WORK REQUIRED
Report every line from the material that contains the word "with".

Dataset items
——
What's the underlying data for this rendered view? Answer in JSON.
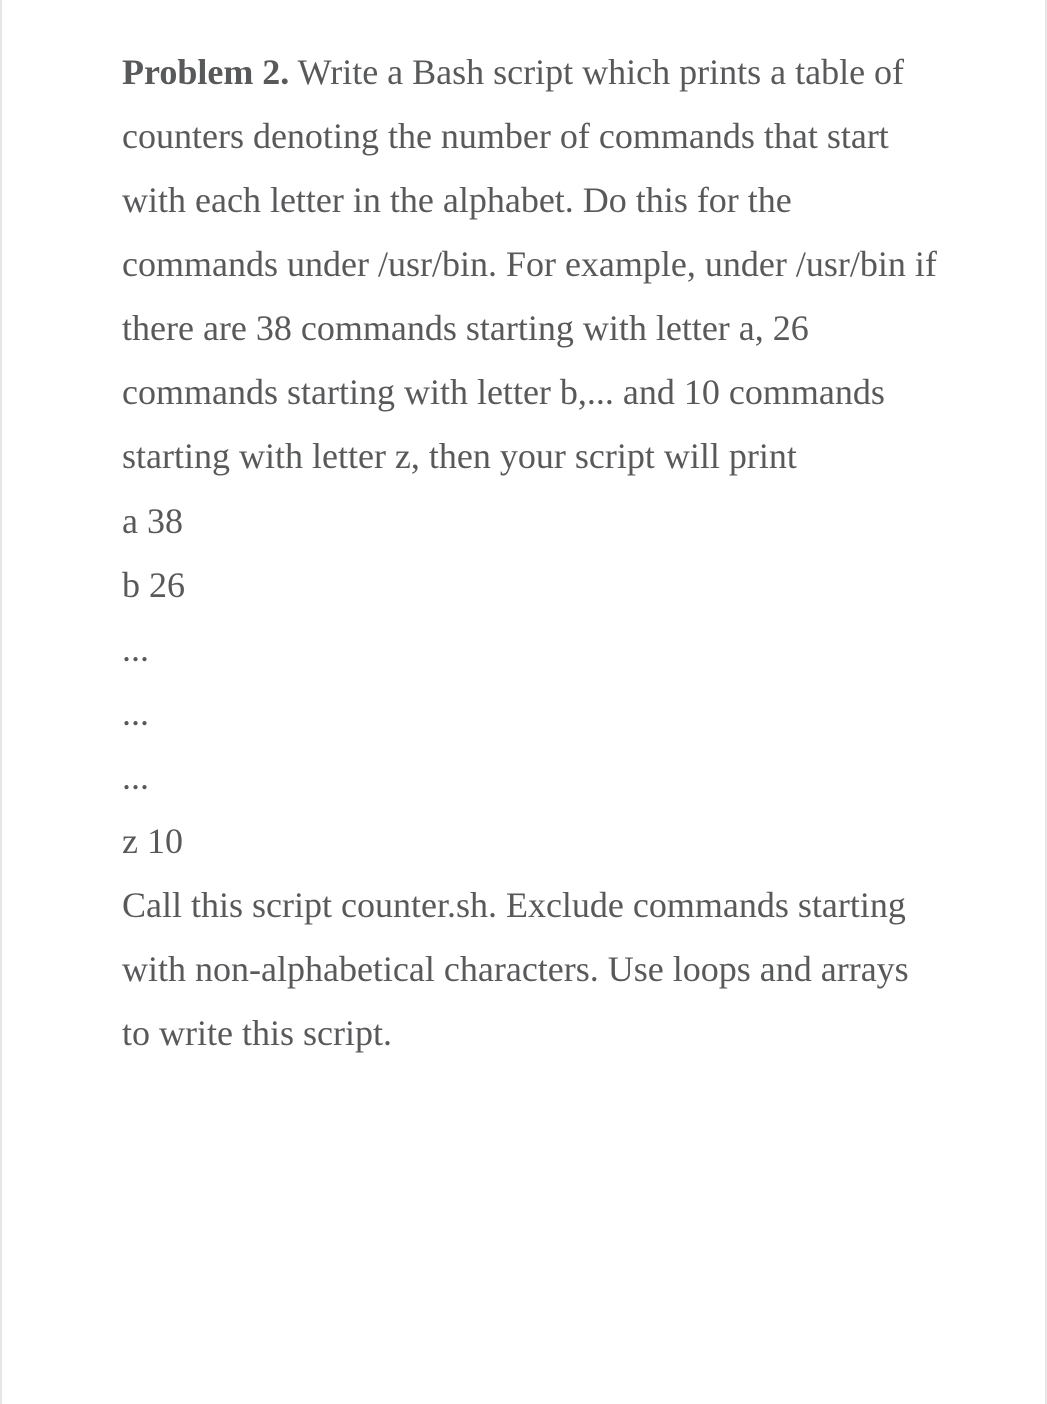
{
  "problem": {
    "label": "Problem 2.",
    "body_text": " Write a Bash script which prints a table of counters denoting the number of commands that start with each letter in the alphabet. Do this for the commands under /usr/bin. For example, under /usr/bin if there are 38 commands starting with letter a, 26 commands starting with letter b,... and 10 commands starting with letter z, then your script will print",
    "output_lines": [
      " a 38",
      "b 26",
      "...",
      "...",
      "...",
      "z 10"
    ],
    "tail_text": " Call this script counter.sh. Exclude commands starting with non-alphabetical characters. Use loops and arrays to write this script."
  }
}
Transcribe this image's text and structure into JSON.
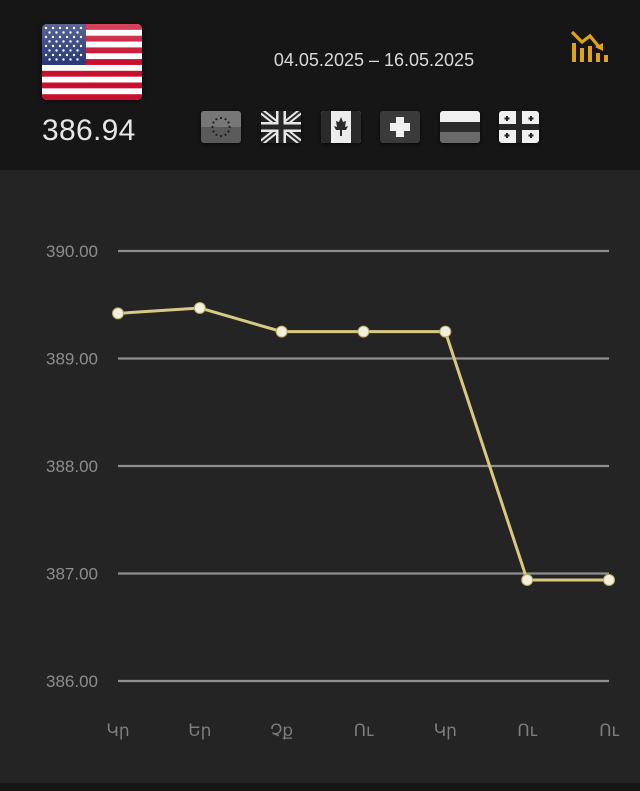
{
  "header": {
    "rate": "386.94",
    "date_range": "04.05.2025 – 16.05.2025",
    "main_flag_icon": "usa-flag-icon",
    "chart_toggle_icon": "chart-down-icon",
    "accent": "#e0a21a",
    "currency_flags": [
      {
        "name": "eu-flag-icon"
      },
      {
        "name": "uk-flag-icon"
      },
      {
        "name": "canada-flag-icon"
      },
      {
        "name": "switzerland-flag-icon"
      },
      {
        "name": "russia-flag-icon"
      },
      {
        "name": "georgia-flag-icon"
      }
    ]
  },
  "chart_data": {
    "type": "line",
    "categories": [
      "Կր",
      "Եր",
      "Չք",
      "Ու",
      "Կր",
      "Ու",
      "Ու"
    ],
    "series": [
      {
        "values": [
          389.42,
          389.47,
          389.25,
          389.25,
          389.25,
          386.94,
          386.94
        ]
      }
    ],
    "yticks": [
      "390.00",
      "389.00",
      "388.00",
      "387.00",
      "386.00"
    ],
    "ylim": [
      386,
      390
    ],
    "grid": true,
    "line_color": "#d8c982",
    "marker_color": "#f2f0dc"
  }
}
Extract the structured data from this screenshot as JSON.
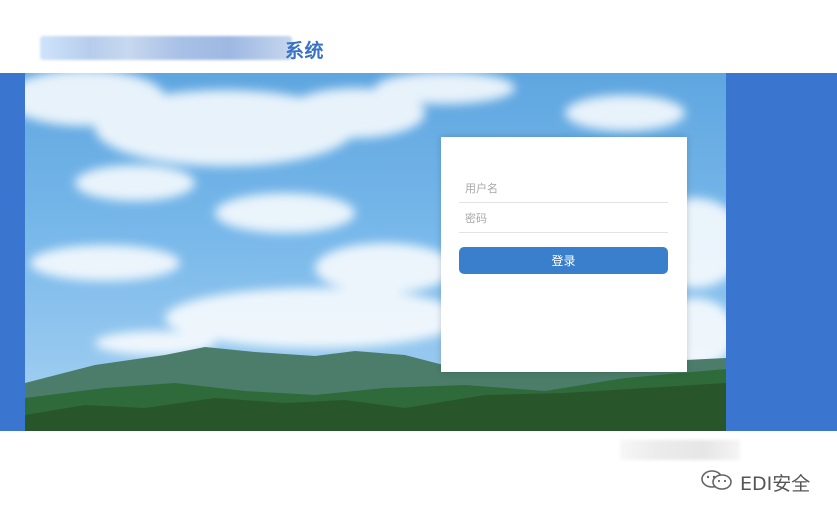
——
SOLUTION
    "body_text": " Write a Bash script which prints a table of counters denoting the number of commands that start with each letter in the alphabet. Do this for the commands under /usr/bin. For example, under /usr/bin if there are 38 commands starting with letter a, 26 commands starting with letter b,... and 10 commands starting with letter z, then your script will print",
    "tail_text": " Call this script counter.sh. Exclude commands starting with non-alphabetical characters. Use loops and arrays to write this script."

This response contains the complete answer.